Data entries
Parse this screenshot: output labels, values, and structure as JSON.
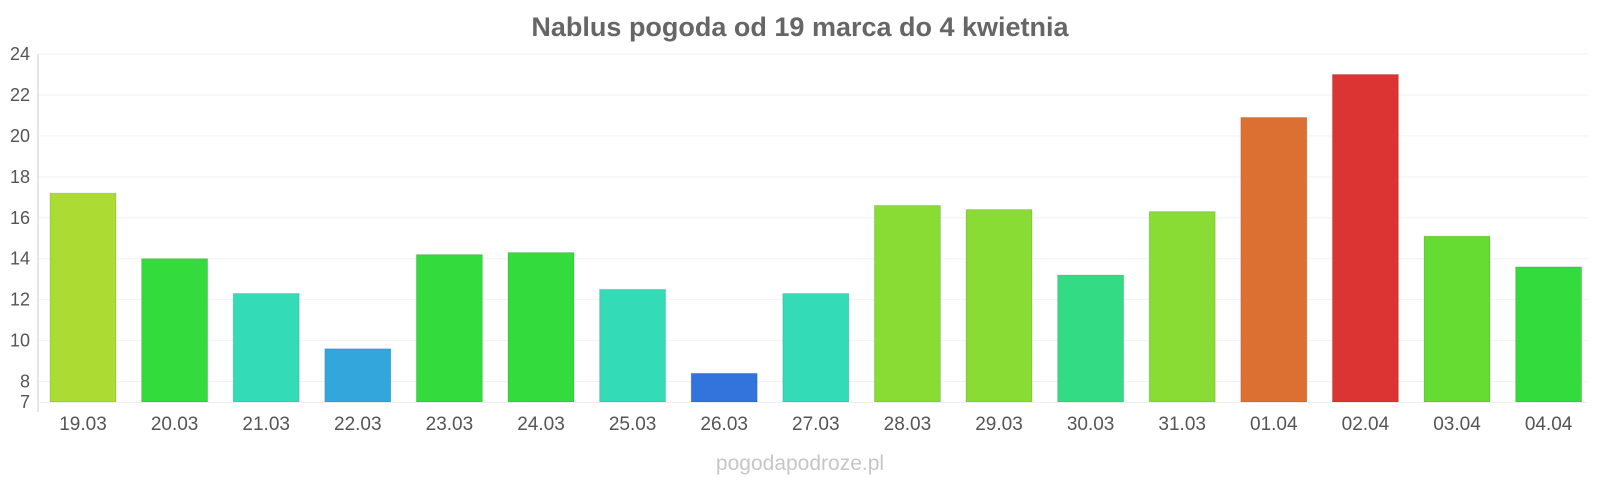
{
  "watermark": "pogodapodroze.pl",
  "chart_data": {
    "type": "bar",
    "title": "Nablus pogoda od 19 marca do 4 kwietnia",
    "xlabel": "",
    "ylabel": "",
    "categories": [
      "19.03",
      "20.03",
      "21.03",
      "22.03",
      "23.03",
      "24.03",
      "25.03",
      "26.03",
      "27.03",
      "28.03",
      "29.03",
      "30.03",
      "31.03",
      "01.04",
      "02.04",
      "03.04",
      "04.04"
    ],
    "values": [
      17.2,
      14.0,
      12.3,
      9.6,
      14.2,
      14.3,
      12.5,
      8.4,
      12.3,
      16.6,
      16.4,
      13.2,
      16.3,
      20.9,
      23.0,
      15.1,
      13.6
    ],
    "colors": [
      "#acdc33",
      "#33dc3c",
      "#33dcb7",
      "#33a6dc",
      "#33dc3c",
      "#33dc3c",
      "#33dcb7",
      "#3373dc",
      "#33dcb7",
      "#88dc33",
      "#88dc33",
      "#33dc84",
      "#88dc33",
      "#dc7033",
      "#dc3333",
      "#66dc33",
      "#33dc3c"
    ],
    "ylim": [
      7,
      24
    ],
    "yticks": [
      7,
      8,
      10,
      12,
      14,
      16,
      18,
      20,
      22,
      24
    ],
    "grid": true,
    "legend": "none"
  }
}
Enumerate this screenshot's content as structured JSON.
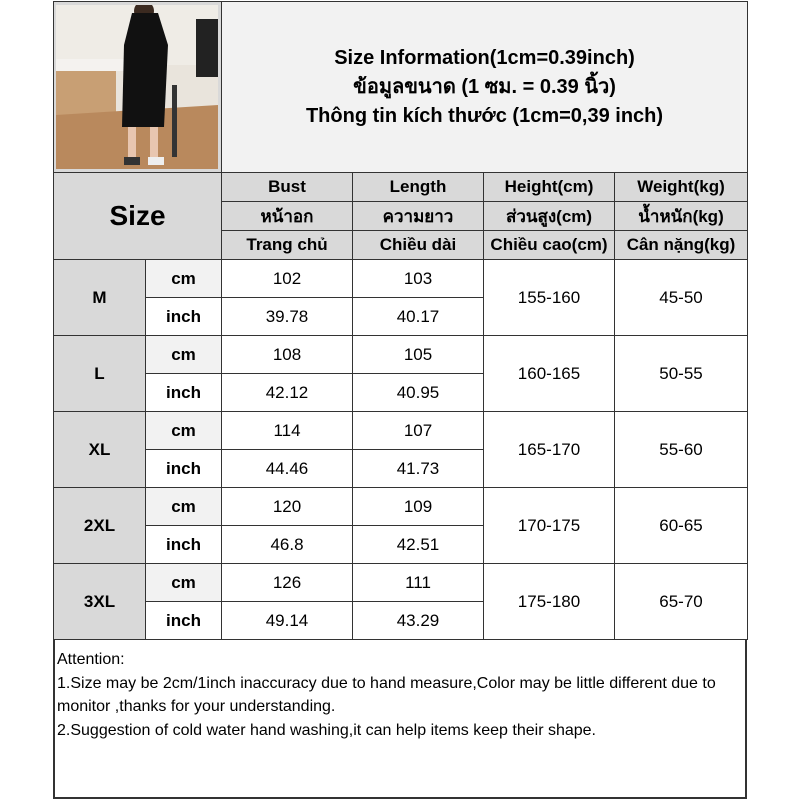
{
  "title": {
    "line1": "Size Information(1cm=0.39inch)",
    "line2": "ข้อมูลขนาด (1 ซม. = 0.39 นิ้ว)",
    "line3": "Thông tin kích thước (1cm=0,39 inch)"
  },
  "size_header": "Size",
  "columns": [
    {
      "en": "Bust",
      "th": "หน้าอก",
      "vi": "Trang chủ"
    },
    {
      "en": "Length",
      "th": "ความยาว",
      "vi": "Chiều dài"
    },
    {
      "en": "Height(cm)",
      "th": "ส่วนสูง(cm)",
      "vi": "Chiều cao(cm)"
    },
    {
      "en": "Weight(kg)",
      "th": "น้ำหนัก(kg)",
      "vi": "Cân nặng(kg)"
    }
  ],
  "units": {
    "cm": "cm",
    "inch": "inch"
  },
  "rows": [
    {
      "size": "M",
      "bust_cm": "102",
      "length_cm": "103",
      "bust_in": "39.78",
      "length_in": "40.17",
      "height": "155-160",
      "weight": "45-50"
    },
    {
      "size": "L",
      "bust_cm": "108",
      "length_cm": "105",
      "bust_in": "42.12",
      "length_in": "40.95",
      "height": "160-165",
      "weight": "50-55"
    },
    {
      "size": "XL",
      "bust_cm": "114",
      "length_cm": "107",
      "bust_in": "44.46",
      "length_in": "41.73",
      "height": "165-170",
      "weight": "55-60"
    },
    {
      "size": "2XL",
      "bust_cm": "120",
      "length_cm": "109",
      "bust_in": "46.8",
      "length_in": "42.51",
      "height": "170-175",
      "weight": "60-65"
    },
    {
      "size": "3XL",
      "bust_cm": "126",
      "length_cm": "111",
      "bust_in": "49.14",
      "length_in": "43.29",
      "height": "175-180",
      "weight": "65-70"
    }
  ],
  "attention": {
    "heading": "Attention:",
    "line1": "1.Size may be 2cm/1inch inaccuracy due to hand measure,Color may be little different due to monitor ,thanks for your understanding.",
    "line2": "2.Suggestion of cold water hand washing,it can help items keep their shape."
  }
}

• [Requirement]:
Copy, from the material above, each line in which the string "JSON" occurs.

• [Correct output]:
Parse this screenshot: output labels, values, and structure as JSON.
Enumerate this screenshot's content as structured JSON.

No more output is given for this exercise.